Go through the lines below and copy each one that holds the string "Machar".
— start of Provided records —
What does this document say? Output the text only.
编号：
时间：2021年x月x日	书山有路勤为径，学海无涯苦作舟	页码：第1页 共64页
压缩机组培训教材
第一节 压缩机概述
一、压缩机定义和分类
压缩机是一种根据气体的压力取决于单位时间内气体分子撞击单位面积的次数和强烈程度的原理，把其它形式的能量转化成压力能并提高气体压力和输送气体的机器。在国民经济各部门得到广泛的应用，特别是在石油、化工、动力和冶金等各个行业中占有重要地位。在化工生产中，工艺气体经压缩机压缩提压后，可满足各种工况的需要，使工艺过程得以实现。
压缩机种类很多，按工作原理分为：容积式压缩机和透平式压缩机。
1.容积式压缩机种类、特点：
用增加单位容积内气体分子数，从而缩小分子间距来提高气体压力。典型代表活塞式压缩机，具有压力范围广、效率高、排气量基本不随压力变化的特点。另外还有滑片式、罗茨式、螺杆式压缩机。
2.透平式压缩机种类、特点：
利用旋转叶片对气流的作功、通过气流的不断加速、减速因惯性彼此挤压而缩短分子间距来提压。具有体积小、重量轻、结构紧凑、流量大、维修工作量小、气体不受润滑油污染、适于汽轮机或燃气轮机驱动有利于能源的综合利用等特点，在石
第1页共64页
— end of Provided records —
— start of Provided records —
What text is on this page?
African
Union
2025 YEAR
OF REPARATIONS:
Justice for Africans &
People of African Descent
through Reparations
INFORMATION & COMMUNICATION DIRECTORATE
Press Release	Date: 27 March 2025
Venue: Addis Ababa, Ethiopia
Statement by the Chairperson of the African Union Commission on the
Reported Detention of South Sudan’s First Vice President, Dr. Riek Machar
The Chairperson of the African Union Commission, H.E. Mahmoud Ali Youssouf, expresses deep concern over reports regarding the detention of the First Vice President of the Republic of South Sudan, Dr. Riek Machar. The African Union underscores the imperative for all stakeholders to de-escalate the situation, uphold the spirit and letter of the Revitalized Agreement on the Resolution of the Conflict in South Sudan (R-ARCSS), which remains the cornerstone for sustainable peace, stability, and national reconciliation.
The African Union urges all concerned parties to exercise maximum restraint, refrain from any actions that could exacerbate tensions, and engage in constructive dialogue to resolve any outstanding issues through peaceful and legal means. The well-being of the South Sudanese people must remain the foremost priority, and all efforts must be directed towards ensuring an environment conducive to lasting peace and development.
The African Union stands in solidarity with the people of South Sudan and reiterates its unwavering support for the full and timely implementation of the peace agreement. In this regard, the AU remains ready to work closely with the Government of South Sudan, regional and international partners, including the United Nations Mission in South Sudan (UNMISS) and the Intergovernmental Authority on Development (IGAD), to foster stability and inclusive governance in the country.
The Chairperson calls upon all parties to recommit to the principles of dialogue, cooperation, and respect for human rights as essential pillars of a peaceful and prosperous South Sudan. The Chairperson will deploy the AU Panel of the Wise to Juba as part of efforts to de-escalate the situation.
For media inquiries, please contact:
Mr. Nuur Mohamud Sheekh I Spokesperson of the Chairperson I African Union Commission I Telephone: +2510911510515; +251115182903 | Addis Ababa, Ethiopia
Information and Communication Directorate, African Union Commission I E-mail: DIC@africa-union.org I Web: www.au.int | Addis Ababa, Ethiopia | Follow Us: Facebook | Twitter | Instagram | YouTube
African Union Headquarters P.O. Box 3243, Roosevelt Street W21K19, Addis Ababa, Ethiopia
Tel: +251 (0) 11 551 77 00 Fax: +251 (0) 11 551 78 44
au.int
— end of Provided records —
**Result below:**
Reported Detention of South Sudan’s First Vice President, Dr. Riek Machar
The Chairperson of the African Union Commission, H.E. Mahmoud Ali Youssouf, expresses deep concern over reports regarding the detention of the First Vice President of the Republic of South Sudan, Dr. Riek Machar. The African Union underscores the imperative for all stakeholders to de-escalate the situation, uphold the spirit and letter of the Revitalized Agreement on the Resolution of the Conflict in South Sudan (R-ARCSS), which remains the cornerstone for sustainable peace, stability, and national reconciliation.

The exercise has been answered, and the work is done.